Stated exercise: Reproduce the records below exactly as they appear.

Dataset records:
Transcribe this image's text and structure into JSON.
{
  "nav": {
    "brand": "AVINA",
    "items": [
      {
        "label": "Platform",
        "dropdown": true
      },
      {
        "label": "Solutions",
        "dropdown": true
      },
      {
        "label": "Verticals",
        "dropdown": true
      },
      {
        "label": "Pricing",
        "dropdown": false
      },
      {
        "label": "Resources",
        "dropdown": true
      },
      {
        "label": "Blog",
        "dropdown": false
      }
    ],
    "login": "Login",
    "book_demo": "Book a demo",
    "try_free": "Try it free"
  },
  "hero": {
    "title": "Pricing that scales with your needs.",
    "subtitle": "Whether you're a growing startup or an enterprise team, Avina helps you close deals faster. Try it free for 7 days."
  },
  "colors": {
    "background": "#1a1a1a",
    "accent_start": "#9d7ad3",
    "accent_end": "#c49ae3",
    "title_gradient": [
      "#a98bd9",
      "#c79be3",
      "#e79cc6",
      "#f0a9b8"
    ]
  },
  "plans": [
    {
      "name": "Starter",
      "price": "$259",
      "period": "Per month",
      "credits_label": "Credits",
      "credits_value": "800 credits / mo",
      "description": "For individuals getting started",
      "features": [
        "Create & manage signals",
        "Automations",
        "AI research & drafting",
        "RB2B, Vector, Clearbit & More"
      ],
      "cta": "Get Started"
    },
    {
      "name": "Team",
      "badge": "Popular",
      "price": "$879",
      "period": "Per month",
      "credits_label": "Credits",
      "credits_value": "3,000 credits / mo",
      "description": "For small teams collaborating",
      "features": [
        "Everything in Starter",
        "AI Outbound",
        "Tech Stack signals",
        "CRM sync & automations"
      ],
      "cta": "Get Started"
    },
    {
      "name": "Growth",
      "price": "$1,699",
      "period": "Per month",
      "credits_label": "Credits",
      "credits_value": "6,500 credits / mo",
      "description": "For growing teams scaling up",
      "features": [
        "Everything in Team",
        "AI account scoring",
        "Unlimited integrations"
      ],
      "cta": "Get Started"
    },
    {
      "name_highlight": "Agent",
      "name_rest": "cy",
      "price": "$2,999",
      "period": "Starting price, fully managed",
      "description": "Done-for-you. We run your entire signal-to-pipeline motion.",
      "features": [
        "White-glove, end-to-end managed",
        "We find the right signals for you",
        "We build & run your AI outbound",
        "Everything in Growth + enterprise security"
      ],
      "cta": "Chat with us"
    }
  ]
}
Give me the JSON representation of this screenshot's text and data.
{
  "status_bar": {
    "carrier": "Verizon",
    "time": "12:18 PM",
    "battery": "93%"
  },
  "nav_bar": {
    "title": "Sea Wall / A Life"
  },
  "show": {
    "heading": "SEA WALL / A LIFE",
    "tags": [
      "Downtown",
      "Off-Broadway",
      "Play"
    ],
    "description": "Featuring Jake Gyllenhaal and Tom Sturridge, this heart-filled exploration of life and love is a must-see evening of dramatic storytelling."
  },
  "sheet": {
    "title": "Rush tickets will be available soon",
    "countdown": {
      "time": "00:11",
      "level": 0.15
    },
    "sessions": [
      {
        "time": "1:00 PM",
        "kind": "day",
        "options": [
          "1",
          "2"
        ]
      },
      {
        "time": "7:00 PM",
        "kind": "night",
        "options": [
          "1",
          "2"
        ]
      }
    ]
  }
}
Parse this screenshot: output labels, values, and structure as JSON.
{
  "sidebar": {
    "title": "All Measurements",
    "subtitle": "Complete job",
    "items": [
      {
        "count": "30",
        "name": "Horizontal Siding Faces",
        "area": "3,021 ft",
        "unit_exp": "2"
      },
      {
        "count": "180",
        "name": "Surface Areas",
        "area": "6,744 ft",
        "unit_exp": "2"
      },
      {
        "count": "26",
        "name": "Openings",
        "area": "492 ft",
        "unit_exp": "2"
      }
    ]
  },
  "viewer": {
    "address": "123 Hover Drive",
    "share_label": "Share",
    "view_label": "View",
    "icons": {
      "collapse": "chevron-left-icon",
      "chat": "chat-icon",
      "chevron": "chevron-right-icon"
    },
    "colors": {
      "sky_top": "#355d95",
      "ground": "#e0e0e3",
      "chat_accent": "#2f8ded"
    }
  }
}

Task answer:
Transcribe this image's text and structure into JSON.
{
  "nav": {
    "brand": "AVINA",
    "items": [
      {
        "label": "Platform",
        "dropdown": true
      },
      {
        "label": "Solutions",
        "dropdown": true
      },
      {
        "label": "Verticals",
        "dropdown": true
      },
      {
        "label": "Pricing",
        "dropdown": false
      },
      {
        "label": "Resources",
        "dropdown": true
      },
      {
        "label": "Blog",
        "dropdown": false
      }
    ],
    "login": "Login",
    "book_demo": "Book a demo",
    "try_free": "Try it free"
  },
  "hero": {
    "title": "Pricing that scales with your needs.",
    "subtitle": "Whether you're a growing startup or an enterprise team, Avina helps you close deals faster. Try it free for 7 days."
  },
  "colors": {
    "background": "#1a1a1a",
    "accent_start": "#9d7ad3",
    "accent_end": "#c49ae3",
    "title_gradient": [
      "#a98bd9",
      "#c79be3",
      "#e79cc6",
      "#f0a9b8"
    ]
  },
  "plans": [
    {
      "name": "Starter",
      "price": "$259",
      "period": "Per month",
      "credits_label": "Credits",
      "credits_value": "800 credits / mo",
      "description": "For individuals getting started",
      "features": [
        "Create & manage signals",
        "Automations",
        "AI research & drafting",
        "RB2B, Vector, Clearbit & More"
      ],
      "cta": "Get Started"
    },
    {
      "name": "Team",
      "badge": "Popular",
      "price": "$879",
      "period": "Per month",
      "credits_label": "Credits",
      "credits_value": "3,000 credits / mo",
      "description": "For small teams collaborating",
      "features": [
        "Everything in Starter",
        "AI Outbound",
        "Tech Stack signals",
        "CRM sync & automations"
      ],
      "cta": "Get Started"
    },
    {
      "name": "Growth",
      "price": "$1,699",
      "period": "Per month",
      "credits_label": "Credits",
      "credits_value": "6,500 credits / mo",
      "description": "For growing teams scaling up",
      "features": [
        "Everything in Team",
        "AI account scoring",
        "Unlimited integrations"
      ],
      "cta": "Get Started"
    },
    {
      "name_highlight": "Agent",
      "name_rest": "cy",
      "price": "$2,999",
      "period": "Starting price, fully managed",
      "description": "Done-for-you. We run your entire signal-to-pipeline motion.",
      "features": [
        "White-glove, end-to-end managed",
        "We find the right signals for you",
        "We build & run your AI outbound",
        "Everything in Growth + enterprise security"
      ],
      "cta": "Chat with us"
    }
  ]
}
Give me the JSON representation of this screenshot's text and data.
{
  "status_bar": {
    "carrier": "Verizon",
    "time": "12:18 PM",
    "battery": "93%"
  },
  "nav_bar": {
    "title": "Sea Wall / A Life"
  },
  "show": {
    "heading": "SEA WALL / A LIFE",
    "tags": [
      "Downtown",
      "Off-Broadway",
      "Play"
    ],
    "description": "Featuring Jake Gyllenhaal and Tom Sturridge, this heart-filled exploration of life and love is a must-see evening of dramatic storytelling."
  },
  "sheet": {
    "title": "Rush tickets will be available soon",
    "countdown": {
      "time": "00:11",
      "level": 0.15
    },
    "sessions": [
      {
        "time": "1:00 PM",
        "kind": "day",
        "options": [
          "1",
          "2"
        ]
      },
      {
        "time": "7:00 PM",
        "kind": "night",
        "options": [
          "1",
          "2"
        ]
      }
    ]
  }
}
Parse this screenshot: output labels, values, and structure as JSON.
{
  "sidebar": {
    "title": "All Measurements",
    "subtitle": "Complete job",
    "items": [
      {
        "count": "30",
        "name": "Horizontal Siding Faces",
        "area": "3,021 ft",
        "unit_exp": "2"
      },
      {
        "count": "180",
        "name": "Surface Areas",
        "area": "6,744 ft",
        "unit_exp": "2"
      },
      {
        "count": "26",
        "name": "Openings",
        "area": "492 ft",
        "unit_exp": "2"
      }
    ]
  },
  "viewer": {
    "address": "123 Hover Drive",
    "share_label": "Share",
    "view_label": "View",
    "icons": {
      "collapse": "chevron-left-icon",
      "chat": "chat-icon",
      "chevron": "chevron-right-icon"
    },
    "colors": {
      "sky_top": "#355d95",
      "ground": "#e0e0e3",
      "chat_accent": "#2f8ded"
    }
  }
}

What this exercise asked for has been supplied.